> _DIRECTIVE_
Only lines with the string "level" matter here; gather them from the material below.
* Start *
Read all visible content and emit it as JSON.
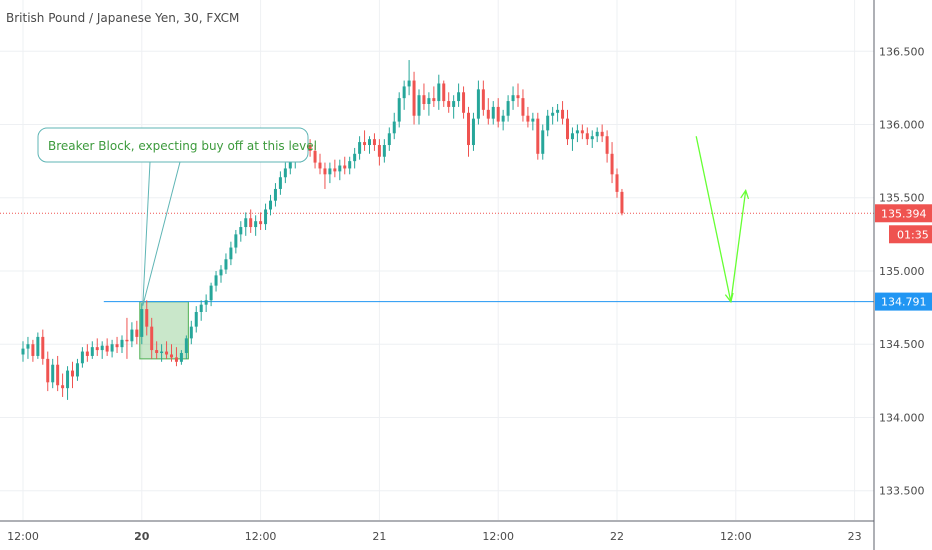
{
  "chart_data": {
    "type": "candlestick",
    "title": "British Pound / Japanese Yen, 30, FXCM",
    "ylim": [
      133.3,
      136.85
    ],
    "y_ticks": [
      "133.500",
      "134.000",
      "134.500",
      "135.000",
      "135.500",
      "136.000",
      "136.500"
    ],
    "y_tick_values": [
      133.5,
      134.0,
      134.5,
      135.0,
      135.5,
      136.0,
      136.5
    ],
    "x_ticks": [
      {
        "label": "12:00",
        "bar": 0,
        "bold": false
      },
      {
        "label": "20",
        "bar": 24,
        "bold": true
      },
      {
        "label": "12:00",
        "bar": 48,
        "bold": false
      },
      {
        "label": "21",
        "bar": 72,
        "bold": false
      },
      {
        "label": "12:00",
        "bar": 96,
        "bold": false
      },
      {
        "label": "22",
        "bar": 120,
        "bold": false
      },
      {
        "label": "12:00",
        "bar": 144,
        "bold": false
      },
      {
        "label": "23",
        "bar": 168,
        "bold": false
      }
    ],
    "grid": true,
    "last_price": {
      "label": "135.394",
      "value": 135.394,
      "countdown": "01:35",
      "color": "#ef5350"
    },
    "level": {
      "label": "134.791",
      "value": 134.791,
      "color": "#2196f3"
    },
    "annotation": {
      "text": "Breaker Block, expecting buy off at this level",
      "color": "#3c9a3c"
    },
    "breaker_block": {
      "bar_from": 24,
      "bar_to": 33,
      "y_from": 134.4,
      "y_to": 134.79,
      "color": "#4caf50"
    },
    "projection": [
      {
        "bar": 136,
        "value": 135.92
      },
      {
        "bar": 143,
        "value": 134.79
      },
      {
        "bar": 146,
        "value": 135.55
      }
    ],
    "colors": {
      "up": "#26a69a",
      "down": "#ef5350",
      "grid": "#eef0f3",
      "axis": "#5d606b"
    },
    "candles": [
      [
        134.43,
        134.52,
        134.38,
        134.47
      ],
      [
        134.47,
        134.55,
        134.4,
        134.5
      ],
      [
        134.5,
        134.53,
        134.38,
        134.42
      ],
      [
        134.42,
        134.58,
        134.4,
        134.55
      ],
      [
        134.55,
        134.6,
        134.36,
        134.4
      ],
      [
        134.4,
        134.45,
        134.18,
        134.24
      ],
      [
        134.24,
        134.4,
        134.2,
        134.36
      ],
      [
        134.36,
        134.42,
        134.18,
        134.22
      ],
      [
        134.22,
        134.3,
        134.14,
        134.2
      ],
      [
        134.2,
        134.35,
        134.12,
        134.32
      ],
      [
        134.32,
        134.38,
        134.2,
        134.28
      ],
      [
        134.28,
        134.4,
        134.25,
        134.37
      ],
      [
        134.37,
        134.48,
        134.34,
        134.45
      ],
      [
        134.45,
        134.5,
        134.38,
        134.42
      ],
      [
        134.42,
        134.52,
        134.4,
        134.48
      ],
      [
        134.48,
        134.54,
        134.42,
        134.46
      ],
      [
        134.46,
        134.52,
        134.4,
        134.49
      ],
      [
        134.49,
        134.54,
        134.42,
        134.45
      ],
      [
        134.45,
        134.53,
        134.41,
        134.5
      ],
      [
        134.5,
        134.55,
        134.44,
        134.48
      ],
      [
        134.48,
        134.56,
        134.44,
        134.53
      ],
      [
        134.53,
        134.68,
        134.4,
        134.52
      ],
      [
        134.52,
        134.65,
        134.48,
        134.6
      ],
      [
        134.6,
        134.66,
        134.5,
        134.55
      ],
      [
        134.55,
        134.78,
        134.5,
        134.74
      ],
      [
        134.74,
        134.8,
        134.56,
        134.62
      ],
      [
        134.62,
        134.68,
        134.4,
        134.46
      ],
      [
        134.46,
        134.52,
        134.4,
        134.44
      ],
      [
        134.44,
        134.5,
        134.38,
        134.45
      ],
      [
        134.45,
        134.52,
        134.4,
        134.43
      ],
      [
        134.43,
        134.5,
        134.38,
        134.41
      ],
      [
        134.41,
        134.48,
        134.35,
        134.38
      ],
      [
        134.38,
        134.46,
        134.36,
        134.44
      ],
      [
        134.44,
        134.56,
        134.4,
        134.54
      ],
      [
        134.54,
        134.66,
        134.5,
        134.62
      ],
      [
        134.62,
        134.76,
        134.58,
        134.72
      ],
      [
        134.72,
        134.8,
        134.66,
        134.77
      ],
      [
        134.77,
        134.84,
        134.72,
        134.8
      ],
      [
        134.8,
        134.92,
        134.76,
        134.9
      ],
      [
        134.9,
        135.0,
        134.86,
        134.97
      ],
      [
        134.97,
        135.04,
        134.92,
        135.01
      ],
      [
        135.01,
        135.12,
        134.98,
        135.08
      ],
      [
        135.08,
        135.2,
        135.04,
        135.16
      ],
      [
        135.16,
        135.28,
        135.12,
        135.25
      ],
      [
        135.25,
        135.34,
        135.2,
        135.3
      ],
      [
        135.3,
        135.4,
        135.24,
        135.36
      ],
      [
        135.36,
        135.42,
        135.26,
        135.3
      ],
      [
        135.3,
        135.38,
        135.24,
        135.34
      ],
      [
        135.34,
        135.4,
        135.28,
        135.32
      ],
      [
        135.32,
        135.46,
        135.28,
        135.42
      ],
      [
        135.42,
        135.52,
        135.38,
        135.48
      ],
      [
        135.48,
        135.6,
        135.44,
        135.56
      ],
      [
        135.56,
        135.68,
        135.52,
        135.64
      ],
      [
        135.64,
        135.74,
        135.6,
        135.7
      ],
      [
        135.7,
        135.8,
        135.66,
        135.76
      ],
      [
        135.76,
        135.84,
        135.7,
        135.8
      ],
      [
        135.8,
        135.88,
        135.74,
        135.84
      ],
      [
        135.84,
        135.9,
        135.78,
        135.86
      ],
      [
        135.86,
        135.9,
        135.78,
        135.82
      ],
      [
        135.82,
        135.86,
        135.7,
        135.74
      ],
      [
        135.74,
        135.8,
        135.66,
        135.7
      ],
      [
        135.7,
        135.74,
        135.56,
        135.66
      ],
      [
        135.66,
        135.74,
        135.6,
        135.7
      ],
      [
        135.7,
        135.76,
        135.64,
        135.68
      ],
      [
        135.68,
        135.76,
        135.62,
        135.72
      ],
      [
        135.72,
        135.78,
        135.66,
        135.7
      ],
      [
        135.7,
        135.78,
        135.66,
        135.75
      ],
      [
        135.75,
        135.84,
        135.7,
        135.8
      ],
      [
        135.8,
        135.92,
        135.76,
        135.88
      ],
      [
        135.88,
        135.96,
        135.82,
        135.86
      ],
      [
        135.86,
        135.92,
        135.8,
        135.9
      ],
      [
        135.9,
        135.94,
        135.82,
        135.86
      ],
      [
        135.86,
        135.9,
        135.72,
        135.78
      ],
      [
        135.78,
        135.9,
        135.74,
        135.86
      ],
      [
        135.86,
        135.98,
        135.82,
        135.94
      ],
      [
        135.94,
        136.08,
        135.9,
        136.02
      ],
      [
        136.02,
        136.22,
        135.98,
        136.18
      ],
      [
        136.18,
        136.3,
        136.1,
        136.26
      ],
      [
        136.26,
        136.44,
        136.2,
        136.3
      ],
      [
        136.3,
        136.36,
        136.0,
        136.06
      ],
      [
        136.06,
        136.24,
        136.0,
        136.2
      ],
      [
        136.2,
        136.28,
        136.1,
        136.14
      ],
      [
        136.14,
        136.22,
        136.06,
        136.18
      ],
      [
        136.18,
        136.26,
        136.12,
        136.16
      ],
      [
        136.16,
        136.34,
        136.1,
        136.28
      ],
      [
        136.28,
        136.3,
        136.12,
        136.16
      ],
      [
        136.16,
        136.22,
        136.08,
        136.12
      ],
      [
        136.12,
        136.2,
        136.04,
        136.16
      ],
      [
        136.16,
        136.28,
        136.12,
        136.22
      ],
      [
        136.22,
        136.26,
        136.04,
        136.08
      ],
      [
        136.08,
        136.12,
        135.78,
        135.86
      ],
      [
        135.86,
        136.08,
        135.82,
        136.04
      ],
      [
        136.04,
        136.3,
        136.0,
        136.24
      ],
      [
        136.24,
        136.3,
        136.06,
        136.1
      ],
      [
        136.1,
        136.18,
        136.0,
        136.04
      ],
      [
        136.04,
        136.16,
        136.0,
        136.12
      ],
      [
        136.12,
        136.18,
        135.98,
        136.02
      ],
      [
        136.02,
        136.1,
        135.96,
        136.06
      ],
      [
        136.06,
        136.2,
        136.02,
        136.16
      ],
      [
        136.16,
        136.26,
        136.1,
        136.2
      ],
      [
        136.2,
        136.28,
        136.12,
        136.18
      ],
      [
        136.18,
        136.24,
        136.02,
        136.06
      ],
      [
        136.06,
        136.12,
        135.98,
        136.02
      ],
      [
        136.02,
        136.08,
        135.96,
        136.04
      ],
      [
        136.04,
        136.08,
        135.76,
        135.8
      ],
      [
        135.8,
        136.0,
        135.76,
        135.96
      ],
      [
        135.96,
        136.1,
        135.92,
        136.06
      ],
      [
        136.06,
        136.12,
        136.0,
        136.08
      ],
      [
        136.08,
        136.14,
        136.02,
        136.1
      ],
      [
        136.1,
        136.16,
        136.0,
        136.04
      ],
      [
        136.04,
        136.1,
        135.86,
        135.9
      ],
      [
        135.9,
        135.98,
        135.82,
        135.94
      ],
      [
        135.94,
        136.0,
        135.88,
        135.96
      ],
      [
        135.96,
        136.0,
        135.9,
        135.94
      ],
      [
        135.94,
        135.98,
        135.86,
        135.9
      ],
      [
        135.9,
        135.96,
        135.84,
        135.92
      ],
      [
        135.92,
        135.98,
        135.88,
        135.95
      ],
      [
        135.95,
        136.0,
        135.88,
        135.92
      ],
      [
        135.92,
        135.96,
        135.74,
        135.8
      ],
      [
        135.8,
        135.88,
        135.6,
        135.66
      ],
      [
        135.66,
        135.7,
        135.5,
        135.54
      ],
      [
        135.54,
        135.56,
        135.38,
        135.394
      ]
    ]
  }
}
* End *
> _IN RESPONSE_
    "level": {
      "text": "Breaker Block, expecting buy off at this level",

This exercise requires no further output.